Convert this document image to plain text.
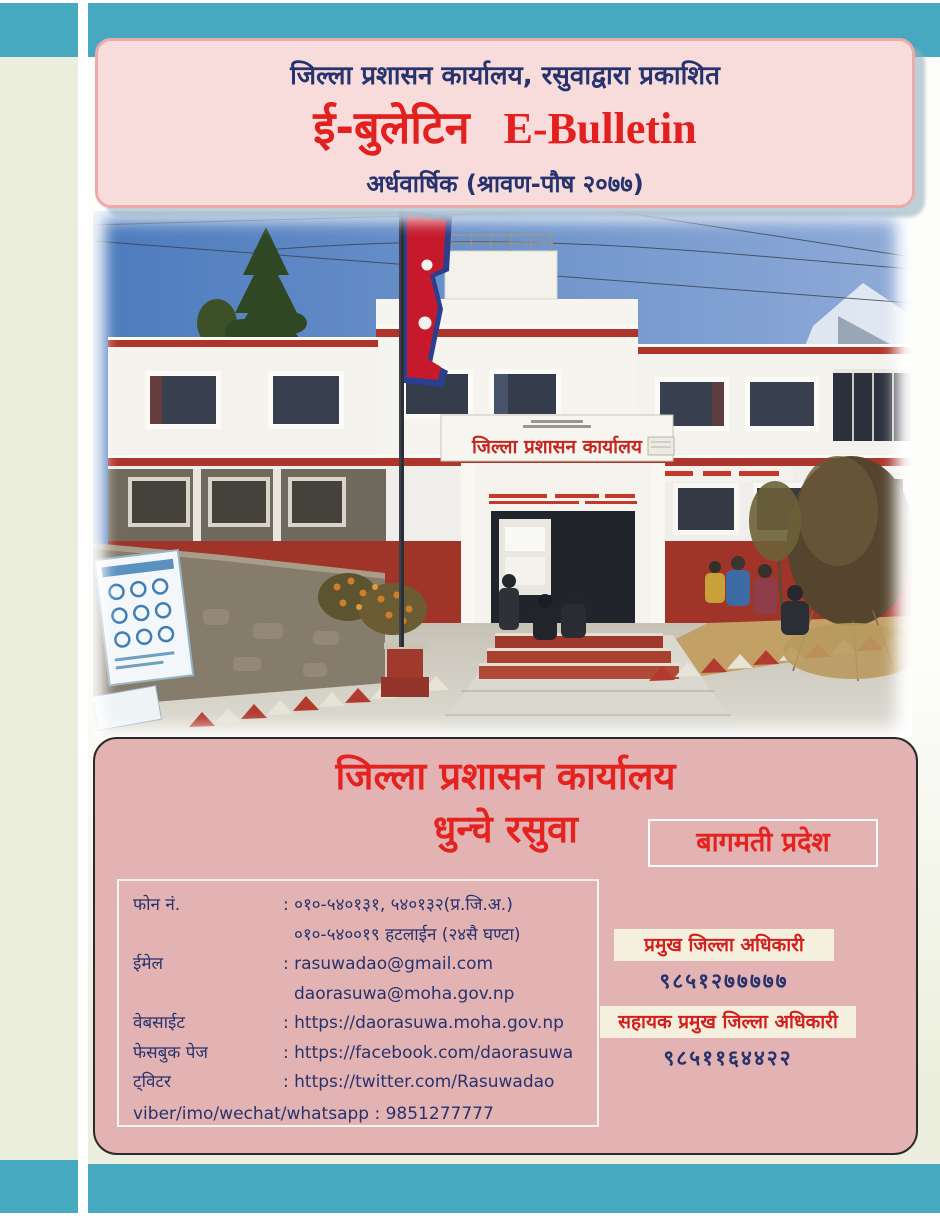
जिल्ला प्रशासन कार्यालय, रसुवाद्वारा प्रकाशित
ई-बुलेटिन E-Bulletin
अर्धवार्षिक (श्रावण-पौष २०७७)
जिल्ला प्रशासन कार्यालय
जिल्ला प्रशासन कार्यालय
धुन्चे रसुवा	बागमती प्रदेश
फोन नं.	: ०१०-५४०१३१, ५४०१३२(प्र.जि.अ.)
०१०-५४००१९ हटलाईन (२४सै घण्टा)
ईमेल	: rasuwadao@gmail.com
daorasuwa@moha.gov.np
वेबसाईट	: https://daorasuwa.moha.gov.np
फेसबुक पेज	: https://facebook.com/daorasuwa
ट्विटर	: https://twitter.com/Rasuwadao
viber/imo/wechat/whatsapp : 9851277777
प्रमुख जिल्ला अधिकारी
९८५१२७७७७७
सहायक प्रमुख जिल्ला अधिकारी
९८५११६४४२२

::::::::::

◆ **The task**:
Leaving aside the images, write out the entries above word for word.

◆ **Task solution**:
Convert this document image to plain text.
जिल्ला प्रशासन कार्यालय, रसुवाद्वारा प्रकाशित
ई-बुलेटिन E-Bulletin
अर्धवार्षिक (श्रावण-पौष २०७७)
जिल्ला प्रशासन कार्यालय
जिल्ला प्रशासन कार्यालय
धुन्चे रसुवा	बागमती प्रदेश
फोन नं.	: ०१०-५४०१३१, ५४०१३२(प्र.जि.अ.)
०१०-५४००१९ हटलाईन (२४सै घण्टा)
ईमेल	: rasuwadao@gmail.com
daorasuwa@moha.gov.np
वेबसाईट	: https://daorasuwa.moha.gov.np
फेसबुक पेज	: https://facebook.com/daorasuwa
ट्विटर	: https://twitter.com/Rasuwadao
viber/imo/wechat/whatsapp : 9851277777
प्रमुख जिल्ला अधिकारी
९८५१२७७७७७
सहायक प्रमुख जिल्ला अधिकारी
९८५११६४४२२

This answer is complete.